▶ Set exercise: Extract all lines from the data beneath that include the word "Corymborchis".

▶ Dataset content:
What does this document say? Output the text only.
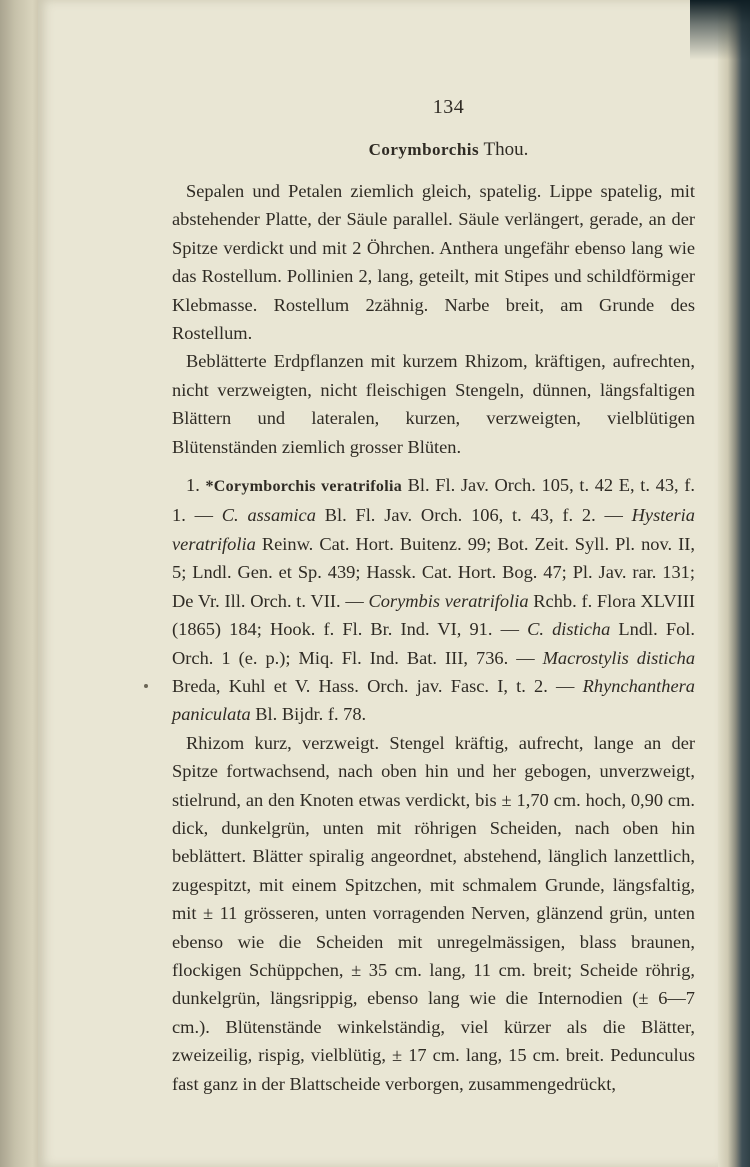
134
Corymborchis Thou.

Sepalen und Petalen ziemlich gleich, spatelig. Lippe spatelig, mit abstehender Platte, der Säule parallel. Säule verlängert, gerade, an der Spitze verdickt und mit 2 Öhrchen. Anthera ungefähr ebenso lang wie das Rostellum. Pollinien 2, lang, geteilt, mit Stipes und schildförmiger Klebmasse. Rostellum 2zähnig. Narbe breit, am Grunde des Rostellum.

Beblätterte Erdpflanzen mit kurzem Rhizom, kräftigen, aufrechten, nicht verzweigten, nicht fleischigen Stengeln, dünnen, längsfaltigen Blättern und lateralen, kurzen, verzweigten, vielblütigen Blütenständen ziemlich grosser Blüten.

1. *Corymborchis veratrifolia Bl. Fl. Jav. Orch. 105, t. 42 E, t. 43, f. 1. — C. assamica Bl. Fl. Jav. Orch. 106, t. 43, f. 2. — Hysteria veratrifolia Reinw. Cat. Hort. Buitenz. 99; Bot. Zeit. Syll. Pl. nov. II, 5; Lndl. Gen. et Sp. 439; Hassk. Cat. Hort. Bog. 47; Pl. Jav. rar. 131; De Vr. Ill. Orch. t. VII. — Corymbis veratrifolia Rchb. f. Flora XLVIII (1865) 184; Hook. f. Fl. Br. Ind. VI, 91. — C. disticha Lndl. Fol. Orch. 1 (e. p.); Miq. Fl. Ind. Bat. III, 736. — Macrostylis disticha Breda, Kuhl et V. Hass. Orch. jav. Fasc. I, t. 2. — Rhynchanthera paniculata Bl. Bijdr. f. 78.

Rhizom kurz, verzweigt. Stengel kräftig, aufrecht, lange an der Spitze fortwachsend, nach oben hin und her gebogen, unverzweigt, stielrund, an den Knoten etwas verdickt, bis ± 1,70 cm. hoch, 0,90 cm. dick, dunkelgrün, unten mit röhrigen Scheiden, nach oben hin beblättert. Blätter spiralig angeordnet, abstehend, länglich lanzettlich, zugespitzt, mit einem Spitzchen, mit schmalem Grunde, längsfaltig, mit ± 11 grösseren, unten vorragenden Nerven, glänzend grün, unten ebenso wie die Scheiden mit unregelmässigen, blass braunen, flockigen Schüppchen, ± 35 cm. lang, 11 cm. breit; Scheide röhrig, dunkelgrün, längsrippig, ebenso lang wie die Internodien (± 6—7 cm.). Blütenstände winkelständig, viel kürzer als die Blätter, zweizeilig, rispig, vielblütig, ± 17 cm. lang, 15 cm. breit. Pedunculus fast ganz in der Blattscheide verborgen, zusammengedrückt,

▶ Written response:
Corymborchis Thou.
1. *Corymborchis veratrifolia Bl. Fl. Jav. Orch. 105, t. 42 E, t. 43, f. 1. — C. assamica Bl. Fl. Jav. Orch. 106, t. 43, f. 2. — Hysteria veratrifolia Reinw. Cat. Hort. Buitenz. 99; Bot. Zeit. Syll. Pl. nov. II, 5; Lndl. Gen. et Sp. 439; Hassk. Cat. Hort. Bog. 47; Pl. Jav. rar. 131; De Vr. Ill. Orch. t. VII. — Corymbis veratrifolia Rchb. f. Flora XLVIII (1865) 184; Hook. f. Fl. Br. Ind. VI, 91. — C. disticha Lndl. Fol. Orch. 1 (e. p.); Miq. Fl. Ind. Bat. III, 736. — Macrostylis disticha Breda, Kuhl et V. Hass. Orch. jav. Fasc. I, t. 2. — Rhynchanthera paniculata Bl. Bijdr. f. 78.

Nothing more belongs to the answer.